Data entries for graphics
------------------------------
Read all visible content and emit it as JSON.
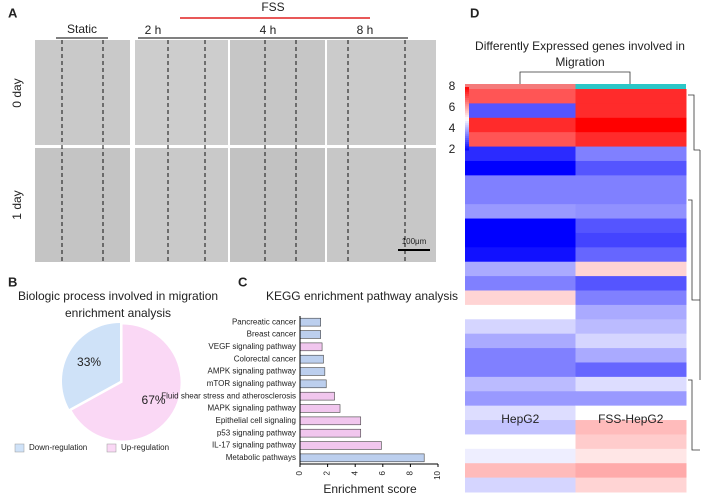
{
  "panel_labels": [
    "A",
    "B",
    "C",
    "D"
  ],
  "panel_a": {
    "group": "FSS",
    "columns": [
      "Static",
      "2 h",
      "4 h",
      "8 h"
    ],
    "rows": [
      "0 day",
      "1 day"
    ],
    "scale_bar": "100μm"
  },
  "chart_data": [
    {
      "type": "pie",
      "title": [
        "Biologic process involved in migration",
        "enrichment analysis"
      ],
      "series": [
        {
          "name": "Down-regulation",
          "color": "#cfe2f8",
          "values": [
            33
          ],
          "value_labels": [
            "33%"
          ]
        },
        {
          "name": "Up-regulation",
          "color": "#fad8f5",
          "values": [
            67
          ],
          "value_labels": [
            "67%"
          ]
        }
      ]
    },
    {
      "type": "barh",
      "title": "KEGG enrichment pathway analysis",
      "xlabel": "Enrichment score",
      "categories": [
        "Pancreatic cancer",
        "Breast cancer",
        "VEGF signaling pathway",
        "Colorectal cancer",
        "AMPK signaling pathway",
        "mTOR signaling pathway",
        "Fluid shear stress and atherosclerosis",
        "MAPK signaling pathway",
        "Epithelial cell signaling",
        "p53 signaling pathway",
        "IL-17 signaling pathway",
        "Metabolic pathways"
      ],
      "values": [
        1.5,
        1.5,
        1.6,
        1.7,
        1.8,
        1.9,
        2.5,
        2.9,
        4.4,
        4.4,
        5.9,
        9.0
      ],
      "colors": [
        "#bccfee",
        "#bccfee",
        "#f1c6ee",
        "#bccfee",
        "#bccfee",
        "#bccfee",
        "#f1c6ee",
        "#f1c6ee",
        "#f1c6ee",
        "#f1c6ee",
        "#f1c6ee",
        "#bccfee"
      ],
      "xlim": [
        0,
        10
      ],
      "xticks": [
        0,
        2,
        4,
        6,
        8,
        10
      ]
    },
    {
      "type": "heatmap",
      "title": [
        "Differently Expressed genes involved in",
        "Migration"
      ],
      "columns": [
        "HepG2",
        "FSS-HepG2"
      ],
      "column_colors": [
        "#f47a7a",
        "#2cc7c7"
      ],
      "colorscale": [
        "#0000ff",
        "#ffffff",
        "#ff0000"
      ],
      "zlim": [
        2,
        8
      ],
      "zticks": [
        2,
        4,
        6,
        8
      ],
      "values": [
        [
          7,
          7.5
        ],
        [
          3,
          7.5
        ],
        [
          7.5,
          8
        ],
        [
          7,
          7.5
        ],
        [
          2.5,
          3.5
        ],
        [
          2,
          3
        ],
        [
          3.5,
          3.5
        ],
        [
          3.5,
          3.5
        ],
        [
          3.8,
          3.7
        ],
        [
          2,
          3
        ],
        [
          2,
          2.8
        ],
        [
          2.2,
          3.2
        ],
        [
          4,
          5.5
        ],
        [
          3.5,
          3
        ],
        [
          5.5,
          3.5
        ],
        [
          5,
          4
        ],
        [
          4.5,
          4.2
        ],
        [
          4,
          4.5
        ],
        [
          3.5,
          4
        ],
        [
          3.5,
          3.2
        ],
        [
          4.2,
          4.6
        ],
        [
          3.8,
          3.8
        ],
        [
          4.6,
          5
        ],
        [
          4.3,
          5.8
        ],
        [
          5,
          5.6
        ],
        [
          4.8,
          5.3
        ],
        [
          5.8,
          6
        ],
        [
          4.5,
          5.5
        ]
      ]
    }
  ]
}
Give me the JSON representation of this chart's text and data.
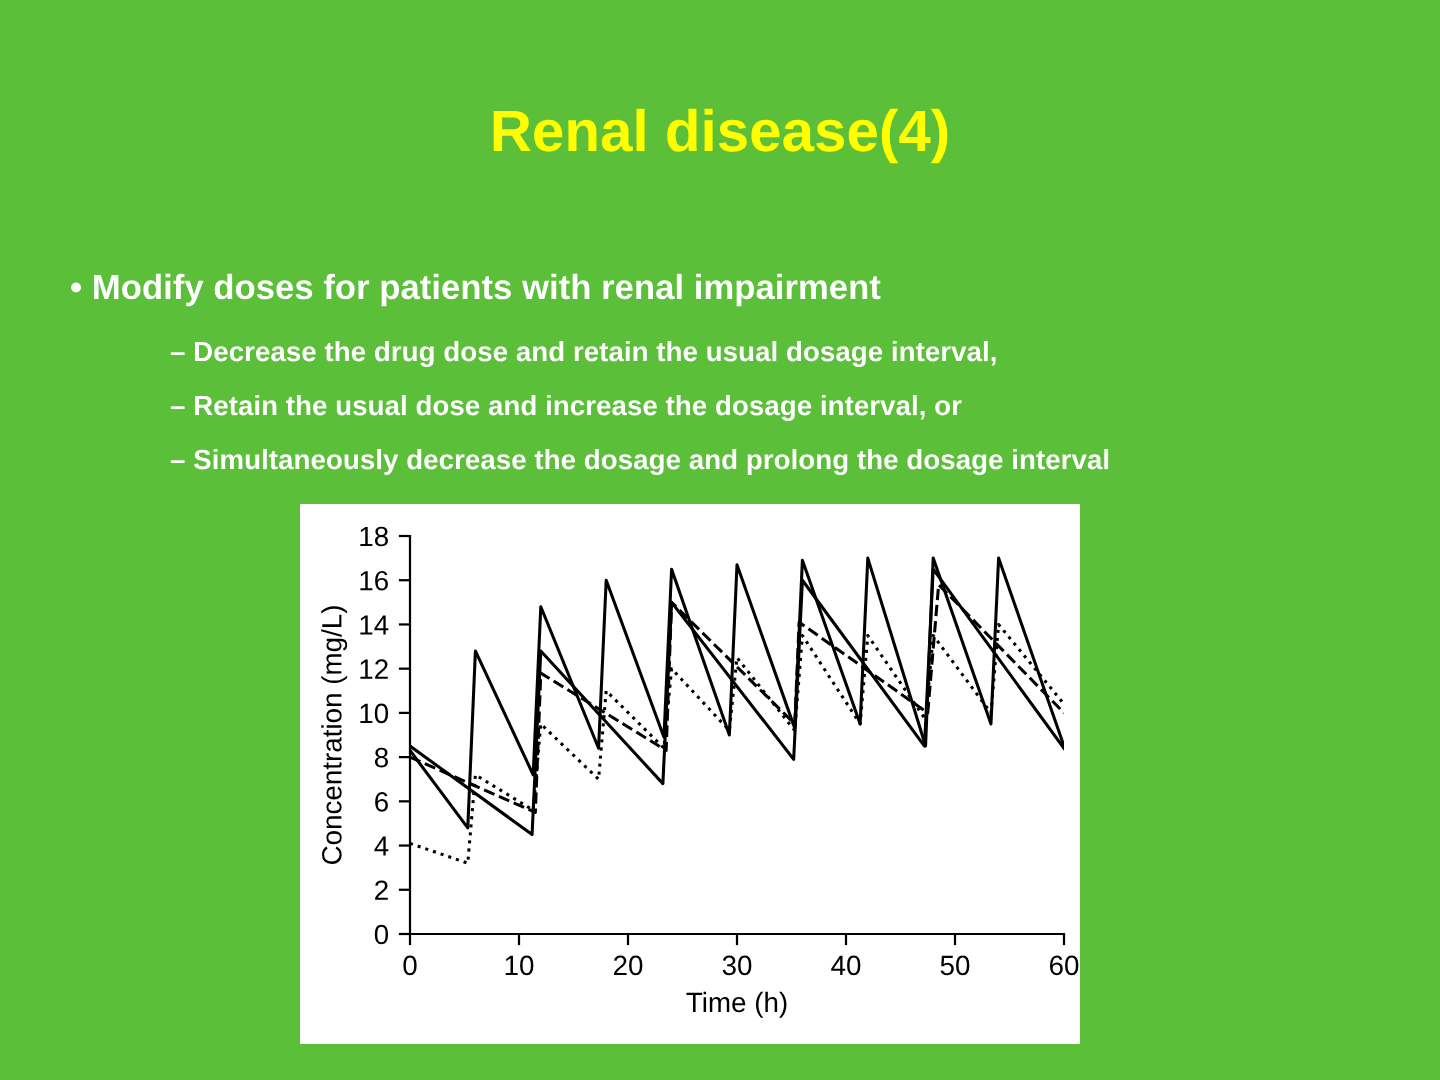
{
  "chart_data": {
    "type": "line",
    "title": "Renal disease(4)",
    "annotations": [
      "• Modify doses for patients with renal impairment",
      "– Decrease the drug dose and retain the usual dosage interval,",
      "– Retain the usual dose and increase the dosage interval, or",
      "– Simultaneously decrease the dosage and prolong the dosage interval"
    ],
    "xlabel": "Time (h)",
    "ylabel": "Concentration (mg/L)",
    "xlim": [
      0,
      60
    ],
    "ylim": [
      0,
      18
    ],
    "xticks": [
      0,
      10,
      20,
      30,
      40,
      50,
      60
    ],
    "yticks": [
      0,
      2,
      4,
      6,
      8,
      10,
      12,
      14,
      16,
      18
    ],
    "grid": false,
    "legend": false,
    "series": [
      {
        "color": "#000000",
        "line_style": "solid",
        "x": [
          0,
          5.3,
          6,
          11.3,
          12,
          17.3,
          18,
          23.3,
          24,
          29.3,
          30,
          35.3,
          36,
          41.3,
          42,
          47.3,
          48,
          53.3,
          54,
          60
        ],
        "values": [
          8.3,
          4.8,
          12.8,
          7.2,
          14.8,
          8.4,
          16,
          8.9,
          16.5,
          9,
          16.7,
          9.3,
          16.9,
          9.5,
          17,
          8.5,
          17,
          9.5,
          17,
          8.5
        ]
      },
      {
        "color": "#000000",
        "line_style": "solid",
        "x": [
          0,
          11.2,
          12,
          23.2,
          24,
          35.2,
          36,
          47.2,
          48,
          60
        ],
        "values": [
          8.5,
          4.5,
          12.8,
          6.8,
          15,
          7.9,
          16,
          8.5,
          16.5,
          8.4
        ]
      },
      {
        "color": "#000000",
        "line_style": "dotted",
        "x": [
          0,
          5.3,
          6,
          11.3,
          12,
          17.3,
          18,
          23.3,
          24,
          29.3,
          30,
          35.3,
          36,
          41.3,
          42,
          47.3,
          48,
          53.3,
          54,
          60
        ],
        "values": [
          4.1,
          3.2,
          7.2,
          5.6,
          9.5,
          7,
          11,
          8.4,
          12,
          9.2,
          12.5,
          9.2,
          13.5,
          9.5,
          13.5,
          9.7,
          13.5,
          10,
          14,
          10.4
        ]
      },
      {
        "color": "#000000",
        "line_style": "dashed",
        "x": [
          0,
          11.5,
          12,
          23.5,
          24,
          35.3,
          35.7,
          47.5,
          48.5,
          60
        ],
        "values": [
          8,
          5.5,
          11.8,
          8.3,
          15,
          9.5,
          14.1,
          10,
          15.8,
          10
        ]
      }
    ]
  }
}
------------------------------
■ TASK DESCRIPTION:
In your copy of the entries above, leave out the pictures and keep every word exact.

■ RESPONSE:
Read all visible content and emit it as JSON.
{
  "panel_labels": [
    "A",
    "B",
    "C",
    "D"
  ],
  "panel_a": {
    "group": "FSS",
    "columns": [
      "Static",
      "2 h",
      "4 h",
      "8 h"
    ],
    "rows": [
      "0 day",
      "1 day"
    ],
    "scale_bar": "100μm"
  },
  "chart_data": [
    {
      "type": "pie",
      "title": [
        "Biologic process involved in migration",
        "enrichment analysis"
      ],
      "series": [
        {
          "name": "Down-regulation",
          "color": "#cfe2f8",
          "values": [
            33
          ],
          "value_labels": [
            "33%"
          ]
        },
        {
          "name": "Up-regulation",
          "color": "#fad8f5",
          "values": [
            67
          ],
          "value_labels": [
            "67%"
          ]
        }
      ]
    },
    {
      "type": "barh",
      "title": "KEGG enrichment pathway analysis",
      "xlabel": "Enrichment score",
      "categories": [
        "Pancreatic cancer",
        "Breast cancer",
        "VEGF signaling pathway",
        "Colorectal cancer",
        "AMPK signaling pathway",
        "mTOR signaling pathway",
        "Fluid shear stress and atherosclerosis",
        "MAPK signaling pathway",
        "Epithelial cell signaling",
        "p53 signaling pathway",
        "IL-17 signaling pathway",
        "Metabolic pathways"
      ],
      "values": [
        1.5,
        1.5,
        1.6,
        1.7,
        1.8,
        1.9,
        2.5,
        2.9,
        4.4,
        4.4,
        5.9,
        9.0
      ],
      "colors": [
        "#bccfee",
        "#bccfee",
        "#f1c6ee",
        "#bccfee",
        "#bccfee",
        "#bccfee",
        "#f1c6ee",
        "#f1c6ee",
        "#f1c6ee",
        "#f1c6ee",
        "#f1c6ee",
        "#bccfee"
      ],
      "xlim": [
        0,
        10
      ],
      "xticks": [
        0,
        2,
        4,
        6,
        8,
        10
      ]
    },
    {
      "type": "heatmap",
      "title": [
        "Differently Expressed genes involved in",
        "Migration"
      ],
      "columns": [
        "HepG2",
        "FSS-HepG2"
      ],
      "column_colors": [
        "#f47a7a",
        "#2cc7c7"
      ],
      "colorscale": [
        "#0000ff",
        "#ffffff",
        "#ff0000"
      ],
      "zlim": [
        2,
        8
      ],
      "zticks": [
        2,
        4,
        6,
        8
      ],
      "values": [
        [
          7,
          7.5
        ],
        [
          3,
          7.5
        ],
        [
          7.5,
          8
        ],
        [
          7,
          7.5
        ],
        [
          2.5,
          3.5
        ],
        [
          2,
          3
        ],
        [
          3.5,
          3.5
        ],
        [
          3.5,
          3.5
        ],
        [
          3.8,
          3.7
        ],
        [
          2,
          3
        ],
        [
          2,
          2.8
        ],
        [
          2.2,
          3.2
        ],
        [
          4,
          5.5
        ],
        [
          3.5,
          3
        ],
        [
          5.5,
          3.5
        ],
        [
          5,
          4
        ],
        [
          4.5,
          4.2
        ],
        [
          4,
          4.5
        ],
        [
          3.5,
          4
        ],
        [
          3.5,
          3.2
        ],
        [
          4.2,
          4.6
        ],
        [
          3.8,
          3.8
        ],
        [
          4.6,
          5
        ],
        [
          4.3,
          5.8
        ],
        [
          5,
          5.6
        ],
        [
          4.8,
          5.3
        ],
        [
          5.8,
          6
        ],
        [
          4.5,
          5.5
        ]
      ]
    }
  ]
}
Give me the JSON representation of this chart's text and data.
{
  "chart_data": {
    "type": "line",
    "title": "Renal disease(4)",
    "annotations": [
      "• Modify doses for patients with renal impairment",
      "– Decrease the drug dose and retain the usual dosage interval,",
      "– Retain the usual dose and increase the dosage interval, or",
      "– Simultaneously decrease the dosage and prolong the dosage interval"
    ],
    "xlabel": "Time (h)",
    "ylabel": "Concentration (mg/L)",
    "xlim": [
      0,
      60
    ],
    "ylim": [
      0,
      18
    ],
    "xticks": [
      0,
      10,
      20,
      30,
      40,
      50,
      60
    ],
    "yticks": [
      0,
      2,
      4,
      6,
      8,
      10,
      12,
      14,
      16,
      18
    ],
    "grid": false,
    "legend": false,
    "series": [
      {
        "color": "#000000",
        "line_style": "solid",
        "x": [
          0,
          5.3,
          6,
          11.3,
          12,
          17.3,
          18,
          23.3,
          24,
          29.3,
          30,
          35.3,
          36,
          41.3,
          42,
          47.3,
          48,
          53.3,
          54,
          60
        ],
        "values": [
          8.3,
          4.8,
          12.8,
          7.2,
          14.8,
          8.4,
          16,
          8.9,
          16.5,
          9,
          16.7,
          9.3,
          16.9,
          9.5,
          17,
          8.5,
          17,
          9.5,
          17,
          8.5
        ]
      },
      {
        "color": "#000000",
        "line_style": "solid",
        "x": [
          0,
          11.2,
          12,
          23.2,
          24,
          35.2,
          36,
          47.2,
          48,
          60
        ],
        "values": [
          8.5,
          4.5,
          12.8,
          6.8,
          15,
          7.9,
          16,
          8.5,
          16.5,
          8.4
        ]
      },
      {
        "color": "#000000",
        "line_style": "dotted",
        "x": [
          0,
          5.3,
          6,
          11.3,
          12,
          17.3,
          18,
          23.3,
          24,
          29.3,
          30,
          35.3,
          36,
          41.3,
          42,
          47.3,
          48,
          53.3,
          54,
          60
        ],
        "values": [
          4.1,
          3.2,
          7.2,
          5.6,
          9.5,
          7,
          11,
          8.4,
          12,
          9.2,
          12.5,
          9.2,
          13.5,
          9.5,
          13.5,
          9.7,
          13.5,
          10,
          14,
          10.4
        ]
      },
      {
        "color": "#000000",
        "line_style": "dashed",
        "x": [
          0,
          11.5,
          12,
          23.5,
          24,
          35.3,
          35.7,
          47.5,
          48.5,
          60
        ],
        "values": [
          8,
          5.5,
          11.8,
          8.3,
          15,
          9.5,
          14.1,
          10,
          15.8,
          10
        ]
      }
    ]
  }
}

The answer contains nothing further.